══ Data provided

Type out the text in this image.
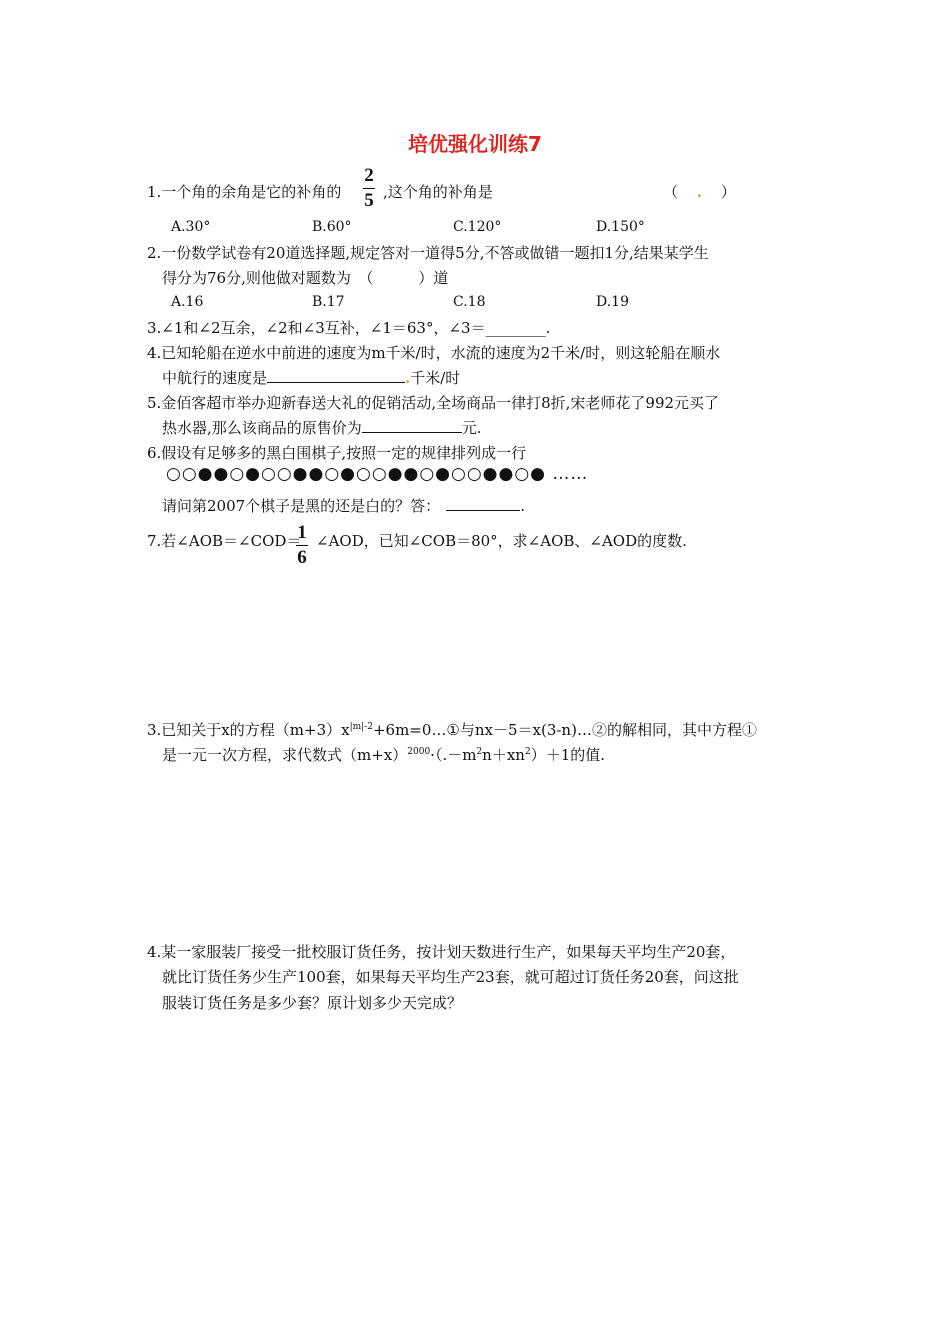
培优强化训练7
1.一个角的余角是它的补角的
2
5 ,这个角的补角是	（ . ）
A.30°	B.60°	C.120°	D.150°
2.一份数学试卷有20道选择题,规定答对一道得5分,不答或做错一题扣1分,结果某学生
得分为76分,则他做对题数为　（　　　）道
A.16	B.17	C.18	D.19
3.∠1和∠2互余，∠2和∠3互补，∠1＝63°，∠3＝________.
4.已知轮船在逆水中前进的速度为m千米/时，水流的速度为2千米/时，则这轮船在顺水
中航行的速度是	.千米/时
5.金佰客超市举办迎新春送大礼的促销活动,全场商品一律打8折,宋老师花了992元买了
热水器,那么该商品的原售价为	元.
6.假设有足够多的黑白围棋子,按照一定的规律排列成一行
○○●●○●○○●●○●○○●●○●○○●●○● ……
请问第2007个棋子是黑的还是白的？答：	.
7.若∠AOB＝∠COD＝
1
6
∠AOD，已知∠COB＝80°，求∠AOB、∠AOD的度数.
3.已知关于x的方程$(m+3)x^{|m|-2}+6m=0\dots ①$与nx－5＝x(3-n)…②的解相同，其中方程①
是一元一次方程，求代数式$(m+x)^{2000}\cdot(.-m^2n+xn^2)+1$的值.
4.某一家服装厂接受一批校服订货任务，按计划天数进行生产，如果每天平均生产20套，
就比订货任务少生产100套，如果每天平均生产23套，就可超过订货任务20套，问这批
服装订货任务是多少套？原计划多少天完成？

════

Instructions to follow
Quote in full the listing given above; the images are to be left out.

Final result
Type out the text in this image.
培优强化训练7
1.一个角的余角是它的补角的
2
5 ,这个角的补角是	（ . ）
A.30°	B.60°	C.120°	D.150°
2.一份数学试卷有20道选择题,规定答对一道得5分,不答或做错一题扣1分,结果某学生
得分为76分,则他做对题数为　（　　　）道
A.16	B.17	C.18	D.19
3.∠1和∠2互余，∠2和∠3互补，∠1＝63°，∠3＝________.
4.已知轮船在逆水中前进的速度为m千米/时，水流的速度为2千米/时，则这轮船在顺水
中航行的速度是	.千米/时
5.金佰客超市举办迎新春送大礼的促销活动,全场商品一律打8折,宋老师花了992元买了
热水器,那么该商品的原售价为	元.
6.假设有足够多的黑白围棋子,按照一定的规律排列成一行
○○●●○●○○●●○●○○●●○●○○●●○● ……
请问第2007个棋子是黑的还是白的？答：	.
7.若∠AOB＝∠COD＝
1
6
∠AOD，已知∠COB＝80°，求∠AOB、∠AOD的度数.
3.已知关于x的方程$(m+3)x^{|m|-2}+6m=0\dots ①$与nx－5＝x(3-n)…②的解相同，其中方程①
是一元一次方程，求代数式$(m+x)^{2000}\cdot(.-m^2n+xn^2)+1$的值.
4.某一家服装厂接受一批校服订货任务，按计划天数进行生产，如果每天平均生产20套，
就比订货任务少生产100套，如果每天平均生产23套，就可超过订货任务20套，问这批
服装订货任务是多少套？原计划多少天完成？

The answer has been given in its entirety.